=== Aim ===
What follows is a listing; restate every line of it word for word.

=== Stored rows ===
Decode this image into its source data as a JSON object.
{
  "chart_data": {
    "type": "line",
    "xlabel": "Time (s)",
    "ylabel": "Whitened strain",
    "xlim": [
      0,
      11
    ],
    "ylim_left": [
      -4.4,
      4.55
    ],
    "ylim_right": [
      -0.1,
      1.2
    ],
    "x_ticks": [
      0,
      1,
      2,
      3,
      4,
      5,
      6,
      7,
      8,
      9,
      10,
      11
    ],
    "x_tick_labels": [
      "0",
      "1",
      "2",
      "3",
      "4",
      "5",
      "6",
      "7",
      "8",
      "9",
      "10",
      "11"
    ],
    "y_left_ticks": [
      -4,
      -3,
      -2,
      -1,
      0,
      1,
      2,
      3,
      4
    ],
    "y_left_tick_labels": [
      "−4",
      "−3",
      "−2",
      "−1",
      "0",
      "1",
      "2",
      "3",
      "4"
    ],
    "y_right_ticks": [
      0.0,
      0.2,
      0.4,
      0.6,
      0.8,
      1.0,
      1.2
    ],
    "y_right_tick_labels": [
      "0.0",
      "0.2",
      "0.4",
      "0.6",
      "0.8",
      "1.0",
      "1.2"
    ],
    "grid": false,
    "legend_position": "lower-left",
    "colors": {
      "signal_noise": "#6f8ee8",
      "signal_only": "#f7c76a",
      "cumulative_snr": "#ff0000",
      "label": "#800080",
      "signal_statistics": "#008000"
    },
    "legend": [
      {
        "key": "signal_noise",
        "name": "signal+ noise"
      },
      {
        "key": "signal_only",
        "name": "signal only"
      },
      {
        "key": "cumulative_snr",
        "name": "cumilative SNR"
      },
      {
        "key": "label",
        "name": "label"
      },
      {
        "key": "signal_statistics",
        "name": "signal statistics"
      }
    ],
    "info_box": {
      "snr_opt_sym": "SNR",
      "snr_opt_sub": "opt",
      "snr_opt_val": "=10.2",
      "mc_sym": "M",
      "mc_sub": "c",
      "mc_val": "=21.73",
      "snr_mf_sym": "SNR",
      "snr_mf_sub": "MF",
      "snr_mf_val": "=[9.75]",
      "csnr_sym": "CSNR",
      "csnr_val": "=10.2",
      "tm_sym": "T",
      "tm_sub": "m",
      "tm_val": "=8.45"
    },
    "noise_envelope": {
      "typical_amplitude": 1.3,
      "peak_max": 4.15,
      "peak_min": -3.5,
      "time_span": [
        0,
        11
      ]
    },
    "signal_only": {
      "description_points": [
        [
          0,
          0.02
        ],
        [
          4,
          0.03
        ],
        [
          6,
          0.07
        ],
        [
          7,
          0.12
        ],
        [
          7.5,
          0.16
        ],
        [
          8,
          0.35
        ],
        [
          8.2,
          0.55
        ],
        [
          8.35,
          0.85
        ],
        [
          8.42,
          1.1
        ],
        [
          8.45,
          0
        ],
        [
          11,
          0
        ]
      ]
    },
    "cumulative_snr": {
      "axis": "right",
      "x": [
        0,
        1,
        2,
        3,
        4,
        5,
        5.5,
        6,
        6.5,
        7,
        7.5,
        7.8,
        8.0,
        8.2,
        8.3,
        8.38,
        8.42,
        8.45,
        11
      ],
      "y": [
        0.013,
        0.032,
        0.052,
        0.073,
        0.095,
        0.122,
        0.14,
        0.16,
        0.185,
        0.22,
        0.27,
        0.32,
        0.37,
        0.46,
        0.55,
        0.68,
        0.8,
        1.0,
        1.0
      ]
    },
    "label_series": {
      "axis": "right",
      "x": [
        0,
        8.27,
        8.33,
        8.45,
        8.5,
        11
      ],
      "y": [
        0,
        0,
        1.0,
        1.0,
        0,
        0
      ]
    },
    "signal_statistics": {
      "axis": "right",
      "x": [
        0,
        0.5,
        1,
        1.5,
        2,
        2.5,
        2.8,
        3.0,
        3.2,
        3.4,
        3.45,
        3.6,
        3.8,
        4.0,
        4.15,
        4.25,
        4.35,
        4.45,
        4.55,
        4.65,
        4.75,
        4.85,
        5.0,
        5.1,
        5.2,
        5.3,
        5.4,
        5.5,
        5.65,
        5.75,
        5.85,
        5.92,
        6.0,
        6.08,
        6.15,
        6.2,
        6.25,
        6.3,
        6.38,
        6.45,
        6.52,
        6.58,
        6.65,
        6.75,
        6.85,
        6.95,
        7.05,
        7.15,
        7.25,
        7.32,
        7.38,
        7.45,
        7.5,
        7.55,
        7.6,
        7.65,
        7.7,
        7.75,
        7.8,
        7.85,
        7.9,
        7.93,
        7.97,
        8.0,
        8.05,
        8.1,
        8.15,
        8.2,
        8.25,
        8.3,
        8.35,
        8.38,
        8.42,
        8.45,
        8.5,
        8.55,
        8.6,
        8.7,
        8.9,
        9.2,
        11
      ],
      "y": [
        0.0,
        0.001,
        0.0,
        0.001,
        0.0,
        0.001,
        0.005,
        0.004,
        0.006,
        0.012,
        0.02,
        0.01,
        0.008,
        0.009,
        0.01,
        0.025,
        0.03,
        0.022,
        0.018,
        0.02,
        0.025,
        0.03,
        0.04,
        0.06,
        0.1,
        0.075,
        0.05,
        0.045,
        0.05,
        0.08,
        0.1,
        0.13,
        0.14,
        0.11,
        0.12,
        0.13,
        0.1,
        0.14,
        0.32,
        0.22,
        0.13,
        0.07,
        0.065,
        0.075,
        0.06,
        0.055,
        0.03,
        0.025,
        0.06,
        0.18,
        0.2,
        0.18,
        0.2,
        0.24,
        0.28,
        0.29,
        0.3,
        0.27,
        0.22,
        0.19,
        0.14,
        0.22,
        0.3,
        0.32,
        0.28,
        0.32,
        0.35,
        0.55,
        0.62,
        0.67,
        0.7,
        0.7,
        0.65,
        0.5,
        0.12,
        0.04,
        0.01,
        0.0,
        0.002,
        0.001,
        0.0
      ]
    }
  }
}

=== Response to this task ===
Decode this image into its source data as a JSON object.
{
  "chart_data": {
    "type": "line",
    "xlabel": "Time (s)",
    "ylabel": "Whitened strain",
    "xlim": [
      0,
      11
    ],
    "ylim_left": [
      -4.4,
      4.55
    ],
    "ylim_right": [
      -0.1,
      1.2
    ],
    "x_ticks": [
      0,
      1,
      2,
      3,
      4,
      5,
      6,
      7,
      8,
      9,
      10,
      11
    ],
    "x_tick_labels": [
      "0",
      "1",
      "2",
      "3",
      "4",
      "5",
      "6",
      "7",
      "8",
      "9",
      "10",
      "11"
    ],
    "y_left_ticks": [
      -4,
      -3,
      -2,
      -1,
      0,
      1,
      2,
      3,
      4
    ],
    "y_left_tick_labels": [
      "−4",
      "−3",
      "−2",
      "−1",
      "0",
      "1",
      "2",
      "3",
      "4"
    ],
    "y_right_ticks": [
      0.0,
      0.2,
      0.4,
      0.6,
      0.8,
      1.0,
      1.2
    ],
    "y_right_tick_labels": [
      "0.0",
      "0.2",
      "0.4",
      "0.6",
      "0.8",
      "1.0",
      "1.2"
    ],
    "grid": false,
    "legend_position": "lower-left",
    "colors": {
      "signal_noise": "#6f8ee8",
      "signal_only": "#f7c76a",
      "cumulative_snr": "#ff0000",
      "label": "#800080",
      "signal_statistics": "#008000"
    },
    "legend": [
      {
        "key": "signal_noise",
        "name": "signal+ noise"
      },
      {
        "key": "signal_only",
        "name": "signal only"
      },
      {
        "key": "cumulative_snr",
        "name": "cumilative SNR"
      },
      {
        "key": "label",
        "name": "label"
      },
      {
        "key": "signal_statistics",
        "name": "signal statistics"
      }
    ],
    "info_box": {
      "snr_opt_sym": "SNR",
      "snr_opt_sub": "opt",
      "snr_opt_val": "=10.2",
      "mc_sym": "M",
      "mc_sub": "c",
      "mc_val": "=21.73",
      "snr_mf_sym": "SNR",
      "snr_mf_sub": "MF",
      "snr_mf_val": "=[9.75]",
      "csnr_sym": "CSNR",
      "csnr_val": "=10.2",
      "tm_sym": "T",
      "tm_sub": "m",
      "tm_val": "=8.45"
    },
    "noise_envelope": {
      "typical_amplitude": 1.3,
      "peak_max": 4.15,
      "peak_min": -3.5,
      "time_span": [
        0,
        11
      ]
    },
    "signal_only": {
      "description_points": [
        [
          0,
          0.02
        ],
        [
          4,
          0.03
        ],
        [
          6,
          0.07
        ],
        [
          7,
          0.12
        ],
        [
          7.5,
          0.16
        ],
        [
          8,
          0.35
        ],
        [
          8.2,
          0.55
        ],
        [
          8.35,
          0.85
        ],
        [
          8.42,
          1.1
        ],
        [
          8.45,
          0
        ],
        [
          11,
          0
        ]
      ]
    },
    "cumulative_snr": {
      "axis": "right",
      "x": [
        0,
        1,
        2,
        3,
        4,
        5,
        5.5,
        6,
        6.5,
        7,
        7.5,
        7.8,
        8.0,
        8.2,
        8.3,
        8.38,
        8.42,
        8.45,
        11
      ],
      "y": [
        0.013,
        0.032,
        0.052,
        0.073,
        0.095,
        0.122,
        0.14,
        0.16,
        0.185,
        0.22,
        0.27,
        0.32,
        0.37,
        0.46,
        0.55,
        0.68,
        0.8,
        1.0,
        1.0
      ]
    },
    "label_series": {
      "axis": "right",
      "x": [
        0,
        8.27,
        8.33,
        8.45,
        8.5,
        11
      ],
      "y": [
        0,
        0,
        1.0,
        1.0,
        0,
        0
      ]
    },
    "signal_statistics": {
      "axis": "right",
      "x": [
        0,
        0.5,
        1,
        1.5,
        2,
        2.5,
        2.8,
        3.0,
        3.2,
        3.4,
        3.45,
        3.6,
        3.8,
        4.0,
        4.15,
        4.25,
        4.35,
        4.45,
        4.55,
        4.65,
        4.75,
        4.85,
        5.0,
        5.1,
        5.2,
        5.3,
        5.4,
        5.5,
        5.65,
        5.75,
        5.85,
        5.92,
        6.0,
        6.08,
        6.15,
        6.2,
        6.25,
        6.3,
        6.38,
        6.45,
        6.52,
        6.58,
        6.65,
        6.75,
        6.85,
        6.95,
        7.05,
        7.15,
        7.25,
        7.32,
        7.38,
        7.45,
        7.5,
        7.55,
        7.6,
        7.65,
        7.7,
        7.75,
        7.8,
        7.85,
        7.9,
        7.93,
        7.97,
        8.0,
        8.05,
        8.1,
        8.15,
        8.2,
        8.25,
        8.3,
        8.35,
        8.38,
        8.42,
        8.45,
        8.5,
        8.55,
        8.6,
        8.7,
        8.9,
        9.2,
        11
      ],
      "y": [
        0.0,
        0.001,
        0.0,
        0.001,
        0.0,
        0.001,
        0.005,
        0.004,
        0.006,
        0.012,
        0.02,
        0.01,
        0.008,
        0.009,
        0.01,
        0.025,
        0.03,
        0.022,
        0.018,
        0.02,
        0.025,
        0.03,
        0.04,
        0.06,
        0.1,
        0.075,
        0.05,
        0.045,
        0.05,
        0.08,
        0.1,
        0.13,
        0.14,
        0.11,
        0.12,
        0.13,
        0.1,
        0.14,
        0.32,
        0.22,
        0.13,
        0.07,
        0.065,
        0.075,
        0.06,
        0.055,
        0.03,
        0.025,
        0.06,
        0.18,
        0.2,
        0.18,
        0.2,
        0.24,
        0.28,
        0.29,
        0.3,
        0.27,
        0.22,
        0.19,
        0.14,
        0.22,
        0.3,
        0.32,
        0.28,
        0.32,
        0.35,
        0.55,
        0.62,
        0.67,
        0.7,
        0.7,
        0.65,
        0.5,
        0.12,
        0.04,
        0.01,
        0.0,
        0.002,
        0.001,
        0.0
      ]
    }
  }
}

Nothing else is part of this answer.